+++ Extrait

Anne-Marie Lazarini a imaginé une pièce de théâtre hommage à Pierre Dac. Quelle formidable idée de nous faire re-découvrir l’univers de l’Os à Moelle à l’humour si actuel, et si nécessaire. Un humour qui a germé avant la catastrophe.
Le 13 mai 1938, les Français découvrent un nouvel hebdomadaire singulier, quatre pages entièrement dédiées au non-sens. L’os à Moelle rentre rapidement dans la légende. Les cent mille premiers exemplaires s’arrachent dans la journée. En 1939, le journal se mobilise et ne manque pas d’attaquer Hitler. Le 31 mai 1940 sera la dernière édition normale. Pierre Dac issu d’une modeste famille juive d’Alsace fuit Paris. Après 109 numéros, le 7 juin 40, l’ultime numéro parait réduit à 2 pages. Le roi des Loufoques (son surnom, le mot loufoque vient de l’argot des bouchers, le louchébem, et signifie fou) évoquera avec la force de son humour la disparition de l’hebdo :
Ce qui m’est arrivé est parfaitement logique. Il est bien connu que l’Os à moelle se décompose au contact du vert de gris !

++++++
+++ Extrait des données

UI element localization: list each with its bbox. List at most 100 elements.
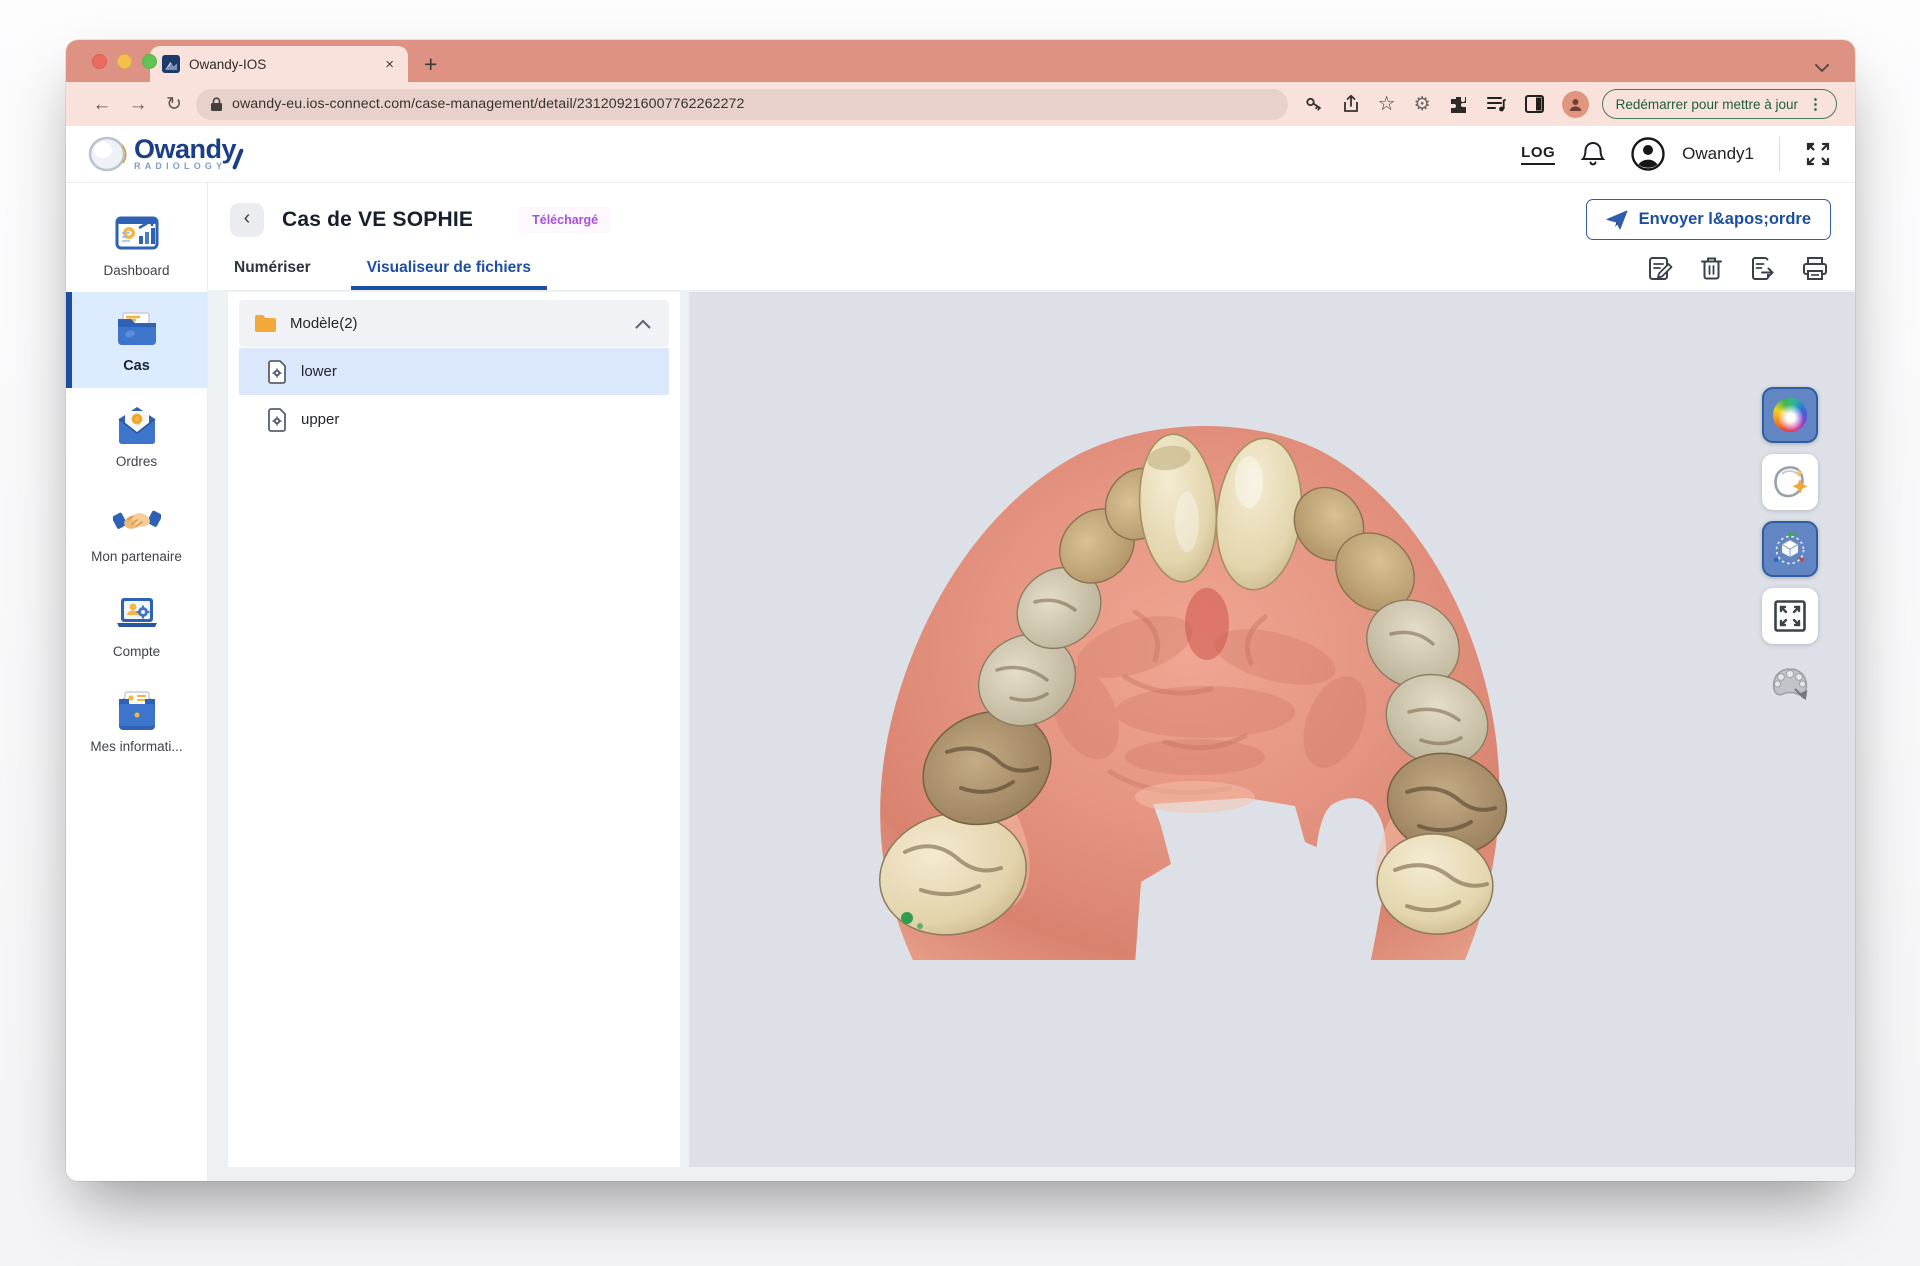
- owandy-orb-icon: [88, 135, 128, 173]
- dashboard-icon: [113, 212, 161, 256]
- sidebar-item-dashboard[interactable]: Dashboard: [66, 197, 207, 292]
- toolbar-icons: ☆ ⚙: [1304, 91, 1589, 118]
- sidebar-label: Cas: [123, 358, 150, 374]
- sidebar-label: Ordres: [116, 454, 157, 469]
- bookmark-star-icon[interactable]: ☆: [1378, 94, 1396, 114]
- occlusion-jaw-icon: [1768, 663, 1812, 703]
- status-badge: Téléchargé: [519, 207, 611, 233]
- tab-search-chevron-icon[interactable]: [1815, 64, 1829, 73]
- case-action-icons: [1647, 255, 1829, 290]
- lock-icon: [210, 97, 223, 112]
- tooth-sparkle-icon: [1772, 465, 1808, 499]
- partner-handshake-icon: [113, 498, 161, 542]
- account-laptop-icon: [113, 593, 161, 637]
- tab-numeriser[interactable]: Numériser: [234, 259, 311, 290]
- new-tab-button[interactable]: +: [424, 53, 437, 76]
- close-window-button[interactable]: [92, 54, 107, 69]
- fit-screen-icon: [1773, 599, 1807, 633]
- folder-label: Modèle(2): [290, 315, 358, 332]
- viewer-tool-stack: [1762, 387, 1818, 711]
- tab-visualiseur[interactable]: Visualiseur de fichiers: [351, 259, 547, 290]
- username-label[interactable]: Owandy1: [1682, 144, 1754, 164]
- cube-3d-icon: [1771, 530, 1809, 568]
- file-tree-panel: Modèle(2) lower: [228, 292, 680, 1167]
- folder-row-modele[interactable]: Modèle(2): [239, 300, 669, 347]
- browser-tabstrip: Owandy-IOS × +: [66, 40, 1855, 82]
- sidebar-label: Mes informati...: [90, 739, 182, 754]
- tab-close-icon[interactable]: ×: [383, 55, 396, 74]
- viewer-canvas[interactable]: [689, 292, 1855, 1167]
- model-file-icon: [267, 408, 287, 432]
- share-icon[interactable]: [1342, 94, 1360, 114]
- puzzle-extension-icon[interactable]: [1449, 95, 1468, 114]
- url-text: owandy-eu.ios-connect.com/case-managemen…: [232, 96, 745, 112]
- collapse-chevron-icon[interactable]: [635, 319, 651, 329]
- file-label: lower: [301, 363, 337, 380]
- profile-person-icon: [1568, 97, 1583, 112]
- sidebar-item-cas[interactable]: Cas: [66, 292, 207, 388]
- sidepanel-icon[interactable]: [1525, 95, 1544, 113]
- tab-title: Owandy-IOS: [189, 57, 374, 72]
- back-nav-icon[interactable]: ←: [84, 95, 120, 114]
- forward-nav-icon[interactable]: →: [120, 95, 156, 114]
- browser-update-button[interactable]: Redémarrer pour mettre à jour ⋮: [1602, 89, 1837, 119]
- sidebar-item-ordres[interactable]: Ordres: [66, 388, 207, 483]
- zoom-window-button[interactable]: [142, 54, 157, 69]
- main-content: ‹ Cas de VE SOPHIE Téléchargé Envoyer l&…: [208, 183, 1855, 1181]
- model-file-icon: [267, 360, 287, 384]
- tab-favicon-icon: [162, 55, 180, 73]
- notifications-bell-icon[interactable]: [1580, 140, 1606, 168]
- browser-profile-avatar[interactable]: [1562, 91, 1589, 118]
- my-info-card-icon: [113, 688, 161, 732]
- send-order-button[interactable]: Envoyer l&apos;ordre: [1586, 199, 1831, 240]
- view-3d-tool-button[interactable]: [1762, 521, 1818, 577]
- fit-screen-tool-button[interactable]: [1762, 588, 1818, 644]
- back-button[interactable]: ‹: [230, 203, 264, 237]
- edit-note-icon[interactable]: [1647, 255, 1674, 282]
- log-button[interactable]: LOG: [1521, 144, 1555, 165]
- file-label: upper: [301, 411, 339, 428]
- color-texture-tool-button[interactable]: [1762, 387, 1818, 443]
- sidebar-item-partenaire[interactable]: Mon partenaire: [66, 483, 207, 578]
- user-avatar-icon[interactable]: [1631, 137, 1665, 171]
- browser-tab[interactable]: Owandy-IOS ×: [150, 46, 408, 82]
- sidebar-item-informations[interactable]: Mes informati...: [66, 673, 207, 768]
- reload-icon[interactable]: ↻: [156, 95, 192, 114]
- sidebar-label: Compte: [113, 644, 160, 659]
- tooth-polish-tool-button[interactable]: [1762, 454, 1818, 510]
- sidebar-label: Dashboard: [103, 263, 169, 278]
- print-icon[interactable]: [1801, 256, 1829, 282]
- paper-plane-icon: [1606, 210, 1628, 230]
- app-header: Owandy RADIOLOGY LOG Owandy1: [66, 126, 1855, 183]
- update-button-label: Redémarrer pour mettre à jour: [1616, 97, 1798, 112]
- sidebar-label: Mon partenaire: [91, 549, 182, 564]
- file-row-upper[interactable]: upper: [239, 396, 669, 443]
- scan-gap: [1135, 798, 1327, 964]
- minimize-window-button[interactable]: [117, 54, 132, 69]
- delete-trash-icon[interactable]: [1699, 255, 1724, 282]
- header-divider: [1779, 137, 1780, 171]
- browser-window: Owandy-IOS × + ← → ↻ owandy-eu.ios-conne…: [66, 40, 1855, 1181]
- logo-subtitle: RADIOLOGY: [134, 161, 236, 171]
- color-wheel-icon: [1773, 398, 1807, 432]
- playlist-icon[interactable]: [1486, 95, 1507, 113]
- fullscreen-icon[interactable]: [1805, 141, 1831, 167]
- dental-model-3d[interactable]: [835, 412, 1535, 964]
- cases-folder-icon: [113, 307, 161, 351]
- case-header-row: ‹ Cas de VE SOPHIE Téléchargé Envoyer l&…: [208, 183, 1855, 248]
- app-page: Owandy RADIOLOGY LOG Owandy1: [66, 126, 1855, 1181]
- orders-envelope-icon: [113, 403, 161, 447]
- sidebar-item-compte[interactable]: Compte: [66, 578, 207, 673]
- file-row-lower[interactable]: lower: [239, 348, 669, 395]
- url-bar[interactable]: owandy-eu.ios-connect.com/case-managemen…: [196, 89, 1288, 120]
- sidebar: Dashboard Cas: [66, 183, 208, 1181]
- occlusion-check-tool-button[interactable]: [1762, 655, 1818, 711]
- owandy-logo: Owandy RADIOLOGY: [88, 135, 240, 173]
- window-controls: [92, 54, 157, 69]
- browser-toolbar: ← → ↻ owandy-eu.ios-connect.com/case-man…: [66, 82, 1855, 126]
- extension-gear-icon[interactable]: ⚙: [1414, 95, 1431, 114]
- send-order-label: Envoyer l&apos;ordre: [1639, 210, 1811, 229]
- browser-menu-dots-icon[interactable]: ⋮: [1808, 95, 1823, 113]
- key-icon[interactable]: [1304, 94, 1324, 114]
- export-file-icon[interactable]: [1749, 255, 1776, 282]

++++++
+++ Extrait des données

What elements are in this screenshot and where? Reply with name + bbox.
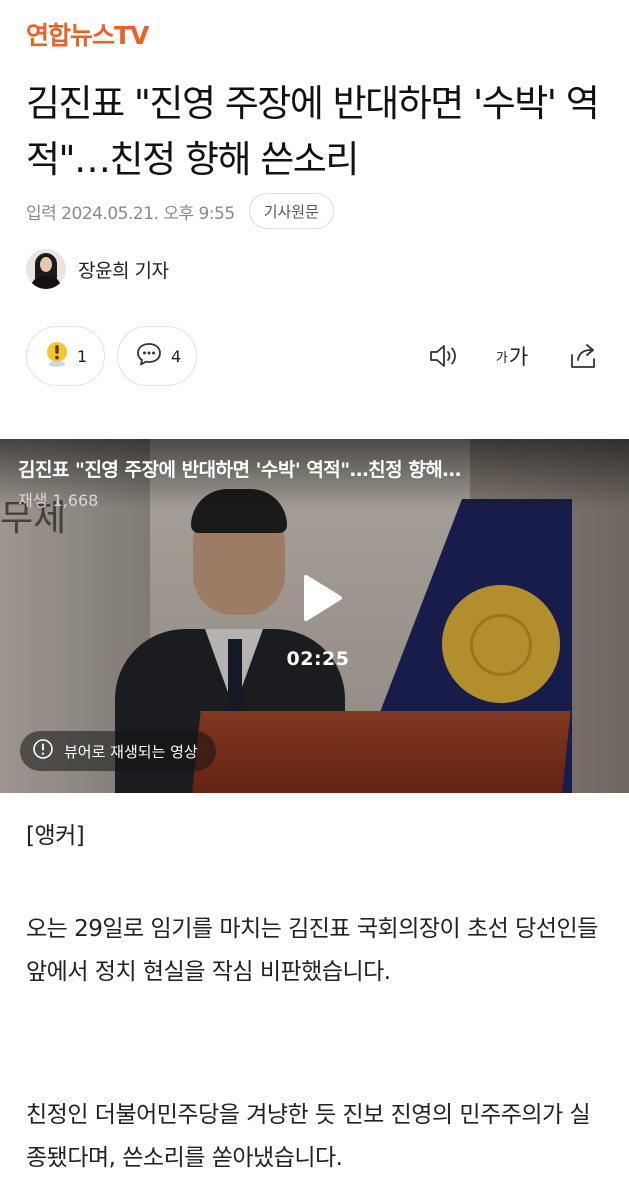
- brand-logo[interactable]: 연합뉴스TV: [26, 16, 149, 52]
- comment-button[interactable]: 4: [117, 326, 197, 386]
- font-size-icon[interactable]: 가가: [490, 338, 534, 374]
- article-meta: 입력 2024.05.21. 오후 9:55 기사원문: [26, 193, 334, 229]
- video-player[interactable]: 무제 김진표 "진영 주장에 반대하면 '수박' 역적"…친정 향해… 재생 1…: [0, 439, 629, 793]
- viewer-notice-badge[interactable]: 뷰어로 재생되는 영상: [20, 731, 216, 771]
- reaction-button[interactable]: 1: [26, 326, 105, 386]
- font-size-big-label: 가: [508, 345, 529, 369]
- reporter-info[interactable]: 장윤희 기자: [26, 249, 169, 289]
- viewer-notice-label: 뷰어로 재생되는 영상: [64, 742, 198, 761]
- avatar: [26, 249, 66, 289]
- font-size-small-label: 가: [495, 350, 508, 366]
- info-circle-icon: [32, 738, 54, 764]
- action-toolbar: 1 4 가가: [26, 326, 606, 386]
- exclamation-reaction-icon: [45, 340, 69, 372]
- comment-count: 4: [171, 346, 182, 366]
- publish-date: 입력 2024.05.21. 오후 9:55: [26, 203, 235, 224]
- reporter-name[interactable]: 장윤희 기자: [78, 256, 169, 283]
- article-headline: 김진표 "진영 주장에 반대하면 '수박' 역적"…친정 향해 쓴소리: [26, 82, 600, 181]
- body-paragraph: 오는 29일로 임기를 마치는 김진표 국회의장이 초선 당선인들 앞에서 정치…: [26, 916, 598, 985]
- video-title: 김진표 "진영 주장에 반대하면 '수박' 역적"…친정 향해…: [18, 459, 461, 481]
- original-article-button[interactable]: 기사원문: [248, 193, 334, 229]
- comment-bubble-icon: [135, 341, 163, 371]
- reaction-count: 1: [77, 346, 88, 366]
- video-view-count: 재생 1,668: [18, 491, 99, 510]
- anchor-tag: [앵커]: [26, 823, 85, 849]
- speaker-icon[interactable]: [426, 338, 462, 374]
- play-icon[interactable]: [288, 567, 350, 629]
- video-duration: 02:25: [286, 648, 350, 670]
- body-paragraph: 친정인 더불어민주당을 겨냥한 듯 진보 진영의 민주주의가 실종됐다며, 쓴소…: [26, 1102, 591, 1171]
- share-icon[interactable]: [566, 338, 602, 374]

++++++
+++ Extrait des données

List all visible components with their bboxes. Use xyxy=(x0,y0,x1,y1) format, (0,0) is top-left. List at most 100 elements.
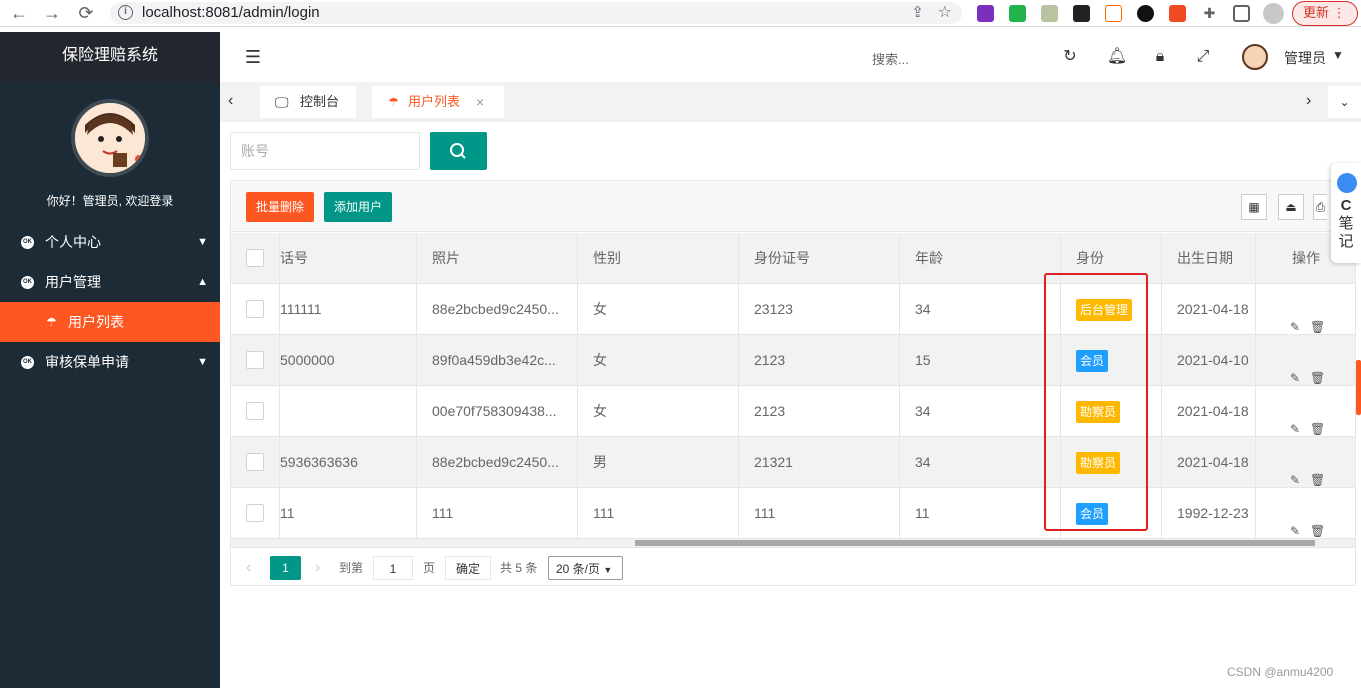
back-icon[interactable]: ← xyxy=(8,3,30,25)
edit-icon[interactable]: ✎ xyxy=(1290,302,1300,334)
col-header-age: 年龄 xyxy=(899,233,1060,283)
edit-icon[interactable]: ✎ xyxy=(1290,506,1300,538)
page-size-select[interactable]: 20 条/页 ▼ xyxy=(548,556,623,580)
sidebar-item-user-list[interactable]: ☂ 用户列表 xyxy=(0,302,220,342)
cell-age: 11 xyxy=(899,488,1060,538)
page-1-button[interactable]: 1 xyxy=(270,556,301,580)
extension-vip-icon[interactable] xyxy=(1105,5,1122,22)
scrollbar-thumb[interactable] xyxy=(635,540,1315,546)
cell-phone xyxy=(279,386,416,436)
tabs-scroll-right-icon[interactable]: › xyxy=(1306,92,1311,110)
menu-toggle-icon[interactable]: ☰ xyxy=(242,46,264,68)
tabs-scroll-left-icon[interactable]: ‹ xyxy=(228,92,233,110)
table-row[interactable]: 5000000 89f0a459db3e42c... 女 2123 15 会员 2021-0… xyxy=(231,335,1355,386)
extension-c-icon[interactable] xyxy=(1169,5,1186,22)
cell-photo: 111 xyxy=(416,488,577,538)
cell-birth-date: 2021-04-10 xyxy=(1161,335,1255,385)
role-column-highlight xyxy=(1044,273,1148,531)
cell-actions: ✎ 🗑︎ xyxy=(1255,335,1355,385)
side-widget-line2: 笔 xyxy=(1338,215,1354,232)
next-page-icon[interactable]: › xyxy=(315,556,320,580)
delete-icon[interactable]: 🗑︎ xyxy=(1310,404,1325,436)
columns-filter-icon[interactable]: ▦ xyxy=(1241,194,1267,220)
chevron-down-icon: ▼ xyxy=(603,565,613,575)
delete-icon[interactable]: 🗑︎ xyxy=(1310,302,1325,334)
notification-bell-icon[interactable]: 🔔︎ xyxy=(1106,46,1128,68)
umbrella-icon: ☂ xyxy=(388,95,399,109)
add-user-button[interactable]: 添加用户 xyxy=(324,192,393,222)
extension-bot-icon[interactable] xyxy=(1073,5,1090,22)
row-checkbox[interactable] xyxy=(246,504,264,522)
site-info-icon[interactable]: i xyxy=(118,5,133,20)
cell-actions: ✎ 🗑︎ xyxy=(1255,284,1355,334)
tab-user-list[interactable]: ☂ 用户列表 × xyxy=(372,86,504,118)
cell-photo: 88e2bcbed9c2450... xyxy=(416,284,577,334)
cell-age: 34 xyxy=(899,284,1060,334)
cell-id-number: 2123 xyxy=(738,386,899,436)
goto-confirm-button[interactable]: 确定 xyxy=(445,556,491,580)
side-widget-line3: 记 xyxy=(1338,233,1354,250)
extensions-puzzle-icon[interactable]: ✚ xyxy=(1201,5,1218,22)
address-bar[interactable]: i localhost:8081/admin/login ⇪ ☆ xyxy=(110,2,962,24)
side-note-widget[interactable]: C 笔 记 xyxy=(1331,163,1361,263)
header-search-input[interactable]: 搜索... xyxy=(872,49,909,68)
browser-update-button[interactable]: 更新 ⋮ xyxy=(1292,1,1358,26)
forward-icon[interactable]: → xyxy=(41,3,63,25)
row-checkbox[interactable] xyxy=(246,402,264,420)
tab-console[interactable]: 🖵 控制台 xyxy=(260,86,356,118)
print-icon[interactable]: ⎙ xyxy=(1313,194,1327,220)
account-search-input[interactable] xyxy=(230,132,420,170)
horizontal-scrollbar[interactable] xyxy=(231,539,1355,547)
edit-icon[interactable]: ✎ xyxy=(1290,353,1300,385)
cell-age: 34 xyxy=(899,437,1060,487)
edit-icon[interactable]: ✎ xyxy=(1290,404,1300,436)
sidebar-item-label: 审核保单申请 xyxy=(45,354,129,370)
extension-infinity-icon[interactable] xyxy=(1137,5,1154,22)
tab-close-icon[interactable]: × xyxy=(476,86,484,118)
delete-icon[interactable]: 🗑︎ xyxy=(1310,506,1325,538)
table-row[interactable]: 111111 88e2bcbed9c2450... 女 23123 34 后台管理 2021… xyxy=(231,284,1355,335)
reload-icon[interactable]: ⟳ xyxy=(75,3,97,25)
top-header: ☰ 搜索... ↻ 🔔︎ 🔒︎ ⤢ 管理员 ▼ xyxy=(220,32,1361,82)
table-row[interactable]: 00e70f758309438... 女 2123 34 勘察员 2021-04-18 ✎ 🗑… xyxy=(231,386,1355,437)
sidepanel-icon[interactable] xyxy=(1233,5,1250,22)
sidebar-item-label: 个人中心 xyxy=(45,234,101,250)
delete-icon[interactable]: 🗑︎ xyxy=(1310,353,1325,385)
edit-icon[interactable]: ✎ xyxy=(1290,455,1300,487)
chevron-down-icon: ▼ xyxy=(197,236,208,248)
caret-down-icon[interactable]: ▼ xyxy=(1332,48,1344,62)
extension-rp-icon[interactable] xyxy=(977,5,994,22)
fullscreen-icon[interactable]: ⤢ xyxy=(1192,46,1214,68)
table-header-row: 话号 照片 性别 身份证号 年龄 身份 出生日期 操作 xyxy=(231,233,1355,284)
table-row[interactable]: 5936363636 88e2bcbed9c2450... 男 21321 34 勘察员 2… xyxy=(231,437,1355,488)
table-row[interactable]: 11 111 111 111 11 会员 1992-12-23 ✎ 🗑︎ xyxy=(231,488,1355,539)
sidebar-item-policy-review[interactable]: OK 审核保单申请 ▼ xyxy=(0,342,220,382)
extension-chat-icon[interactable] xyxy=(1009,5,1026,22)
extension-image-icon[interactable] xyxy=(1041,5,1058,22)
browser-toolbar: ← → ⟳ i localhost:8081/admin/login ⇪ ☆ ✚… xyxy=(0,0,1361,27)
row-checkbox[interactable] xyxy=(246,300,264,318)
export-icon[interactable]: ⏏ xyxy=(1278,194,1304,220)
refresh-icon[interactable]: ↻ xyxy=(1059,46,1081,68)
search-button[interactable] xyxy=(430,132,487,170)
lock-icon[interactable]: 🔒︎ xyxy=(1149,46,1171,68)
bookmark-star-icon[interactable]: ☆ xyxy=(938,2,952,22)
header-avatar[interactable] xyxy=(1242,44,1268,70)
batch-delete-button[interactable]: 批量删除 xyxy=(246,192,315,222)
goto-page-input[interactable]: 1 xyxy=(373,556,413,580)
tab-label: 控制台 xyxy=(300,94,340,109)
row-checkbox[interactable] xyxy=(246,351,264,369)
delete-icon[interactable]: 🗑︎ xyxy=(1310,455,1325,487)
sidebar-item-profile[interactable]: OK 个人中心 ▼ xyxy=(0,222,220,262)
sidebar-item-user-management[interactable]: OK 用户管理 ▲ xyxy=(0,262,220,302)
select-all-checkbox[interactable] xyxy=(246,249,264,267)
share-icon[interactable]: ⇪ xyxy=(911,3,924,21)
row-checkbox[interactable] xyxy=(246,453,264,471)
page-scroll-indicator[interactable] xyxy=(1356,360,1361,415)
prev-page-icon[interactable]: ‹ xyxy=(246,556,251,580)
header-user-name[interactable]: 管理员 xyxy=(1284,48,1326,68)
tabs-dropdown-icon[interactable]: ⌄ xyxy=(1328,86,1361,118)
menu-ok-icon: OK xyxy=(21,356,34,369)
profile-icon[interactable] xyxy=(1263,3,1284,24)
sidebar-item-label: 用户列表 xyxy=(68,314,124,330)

++++++

Série de tâches:
• a. Recopiez le passage du texte sur l'Os à Moelle qui va de « Anne-Marie Lazarini a » jusqu'à « avant la catastrophe. ».
• b. D'après le texte sur l'Os à Moelle, les affirmations suivantes sont-elles justes ? Répondez par oui ou par non, en citant les mots du texte qui le montrent. (i) Le journal a été mis en vente pour la première fois le 13 mai 1938. (ii) Le dernier numéro faisait quatre pages. (iii) Le mot « loufoque » vient de l'argot des bouchers.
Les données ne servent à rien ici.

Réponses par tâche:
• a.
Anne-Marie Lazarini a imaginé une pièce de théâtre hommage à Pierre Dac. Quelle formidable idée de nous faire re-découvrir l’univers de l’Os à Moelle à l’humour si actuel, et si nécessaire. Un humour qui a germé avant la catastrophe.

• b.
(i) Oui : « Le 13 mai 1938, les Français découvrent un nouvel hebdomadaire singulier ».
(ii) Non : « l’ultime numéro parait réduit à 2 pages ».
(iii) Oui : « le mot loufoque vient de l’argot des bouchers, le louchébem, et signifie fou ».